Records shown>
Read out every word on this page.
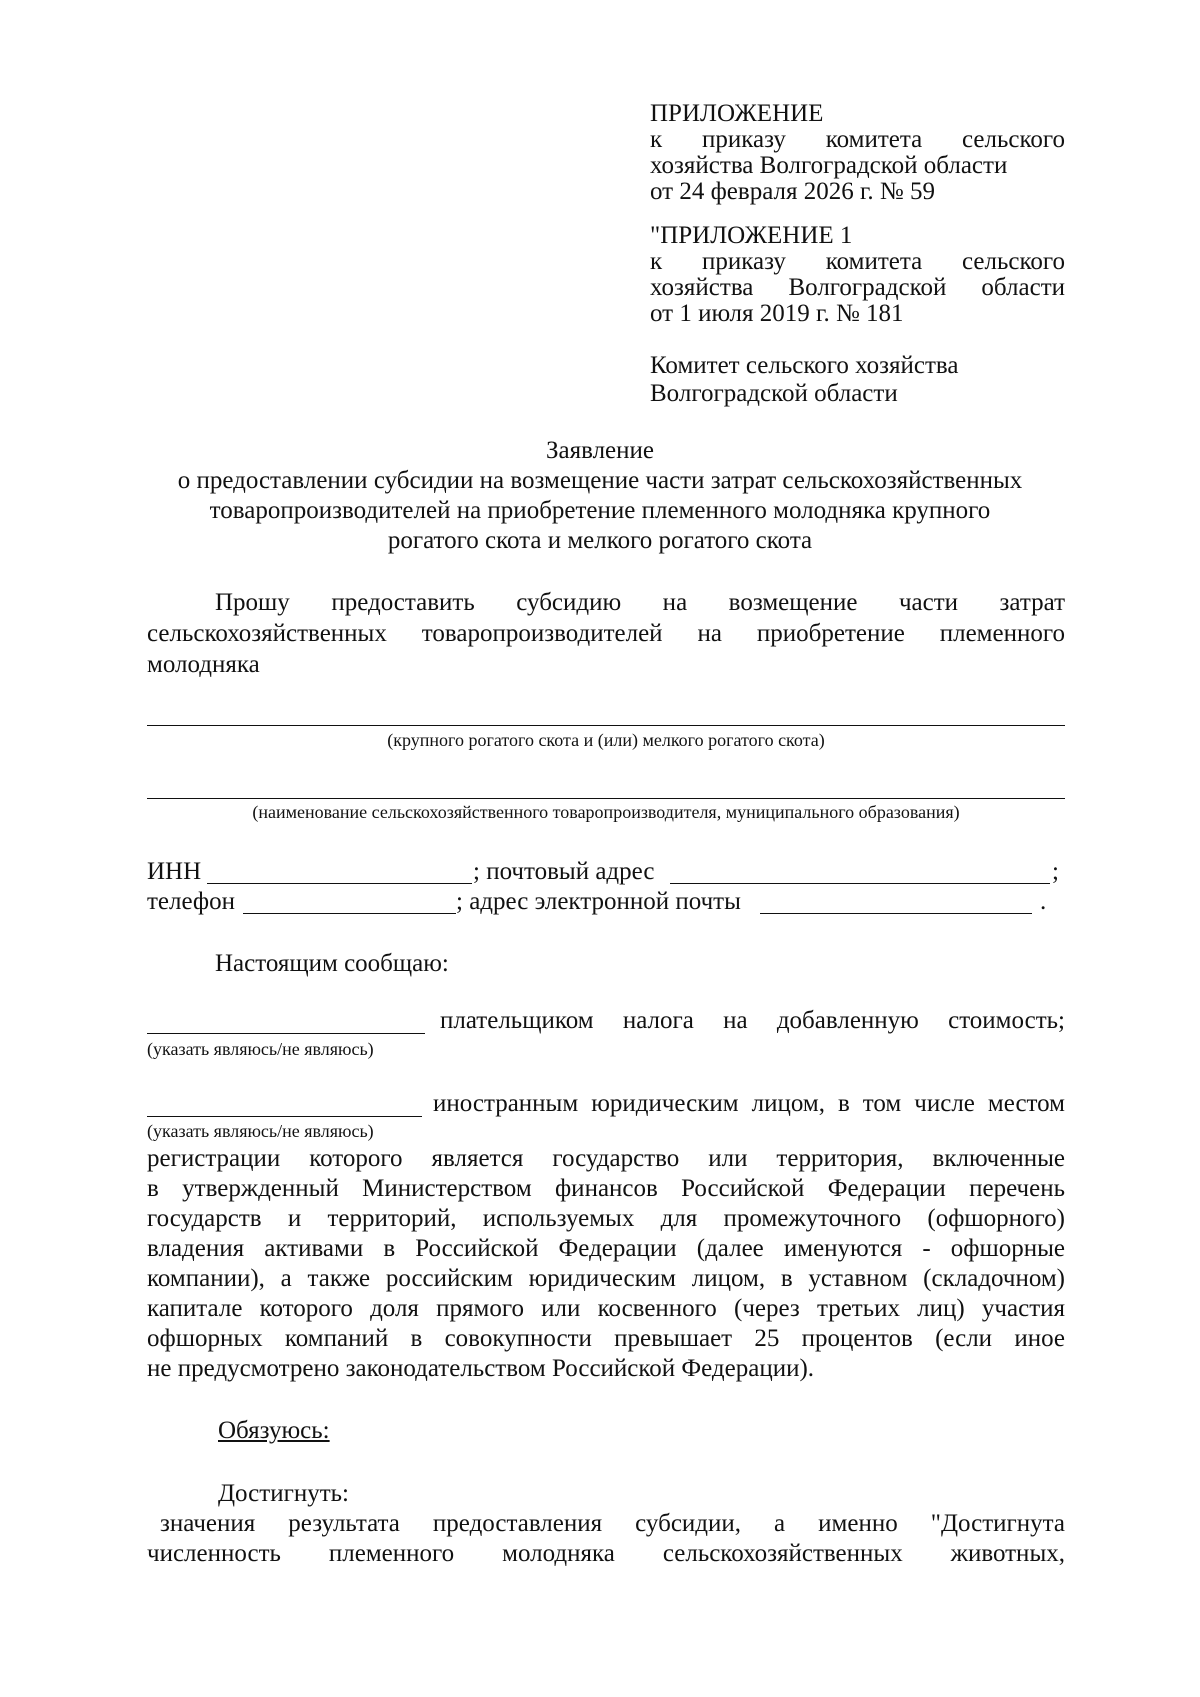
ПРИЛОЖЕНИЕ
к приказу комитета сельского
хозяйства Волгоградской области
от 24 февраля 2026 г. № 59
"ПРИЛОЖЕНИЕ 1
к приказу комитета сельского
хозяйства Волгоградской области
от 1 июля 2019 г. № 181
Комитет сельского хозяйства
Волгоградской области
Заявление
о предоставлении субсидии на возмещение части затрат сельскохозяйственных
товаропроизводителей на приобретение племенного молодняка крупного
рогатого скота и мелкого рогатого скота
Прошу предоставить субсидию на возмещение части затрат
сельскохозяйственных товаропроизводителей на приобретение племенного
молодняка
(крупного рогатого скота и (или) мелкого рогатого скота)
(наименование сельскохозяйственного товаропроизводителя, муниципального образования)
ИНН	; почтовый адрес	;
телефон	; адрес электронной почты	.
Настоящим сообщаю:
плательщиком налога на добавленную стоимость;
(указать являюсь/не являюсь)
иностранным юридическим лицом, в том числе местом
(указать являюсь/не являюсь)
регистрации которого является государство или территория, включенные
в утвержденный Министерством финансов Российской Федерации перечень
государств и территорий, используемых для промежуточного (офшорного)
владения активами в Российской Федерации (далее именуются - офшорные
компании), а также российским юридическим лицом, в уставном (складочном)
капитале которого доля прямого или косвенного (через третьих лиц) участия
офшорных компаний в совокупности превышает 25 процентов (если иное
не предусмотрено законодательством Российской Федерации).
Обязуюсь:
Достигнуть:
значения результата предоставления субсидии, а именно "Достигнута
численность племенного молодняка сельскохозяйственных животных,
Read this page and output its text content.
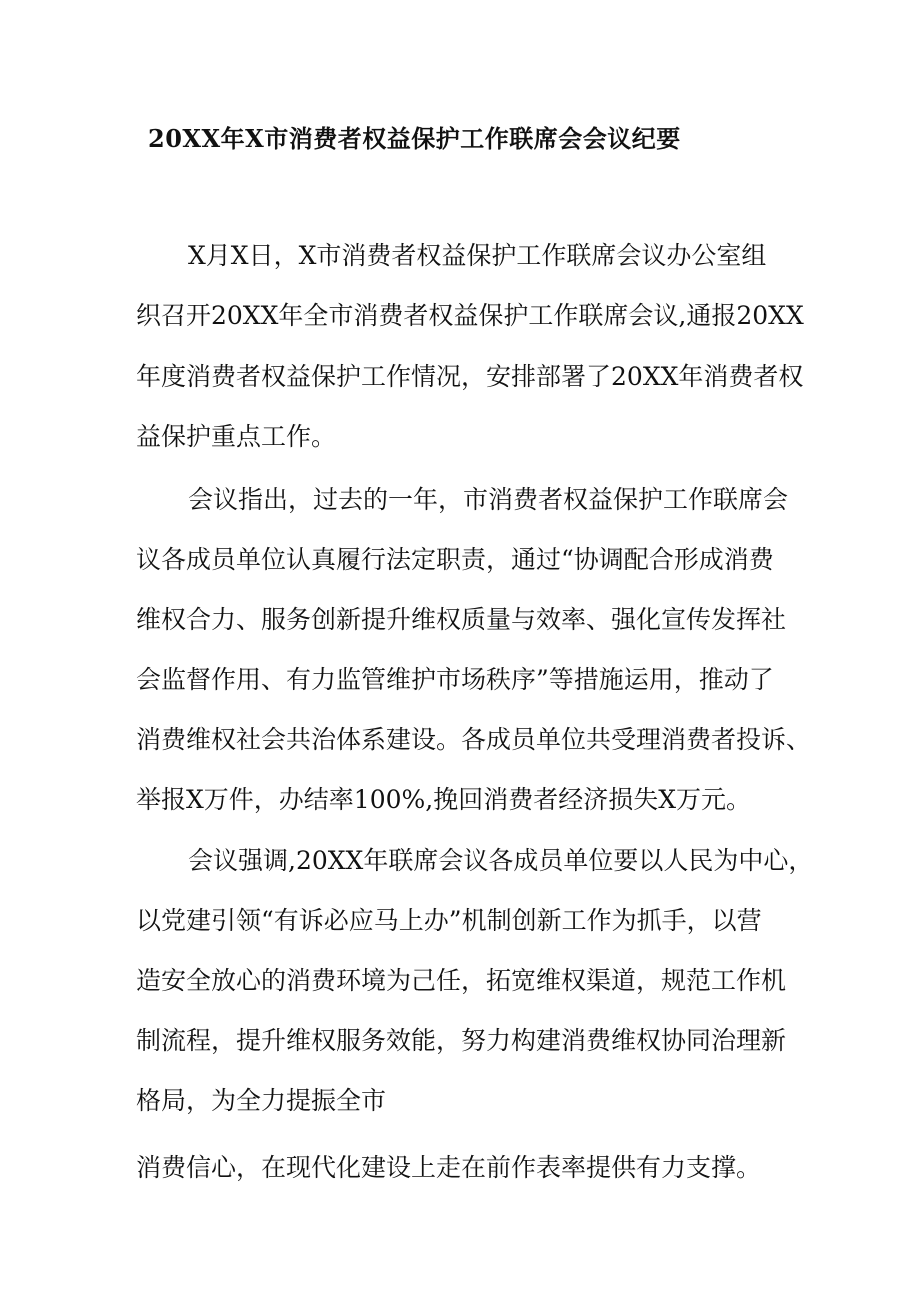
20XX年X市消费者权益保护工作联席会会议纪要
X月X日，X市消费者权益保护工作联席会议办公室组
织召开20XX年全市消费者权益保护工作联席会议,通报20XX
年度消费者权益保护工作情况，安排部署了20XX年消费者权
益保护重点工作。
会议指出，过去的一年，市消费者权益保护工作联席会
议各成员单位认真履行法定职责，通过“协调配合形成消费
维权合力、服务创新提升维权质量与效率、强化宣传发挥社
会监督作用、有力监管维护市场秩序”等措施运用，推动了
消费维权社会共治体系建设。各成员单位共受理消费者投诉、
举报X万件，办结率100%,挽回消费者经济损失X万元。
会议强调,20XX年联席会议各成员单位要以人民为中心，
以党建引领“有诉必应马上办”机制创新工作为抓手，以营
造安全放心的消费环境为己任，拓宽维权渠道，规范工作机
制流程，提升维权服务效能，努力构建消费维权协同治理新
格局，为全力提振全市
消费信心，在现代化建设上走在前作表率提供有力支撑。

What is required> Gather every line from the listing above in which the word "Федерации" appears.

Output for this exercise>
в утвержденный Министерством финансов Российской Федерации перечень
владения активами в Российской Федерации (далее именуются - офшорные
не предусмотрено законодательством Российской Федерации).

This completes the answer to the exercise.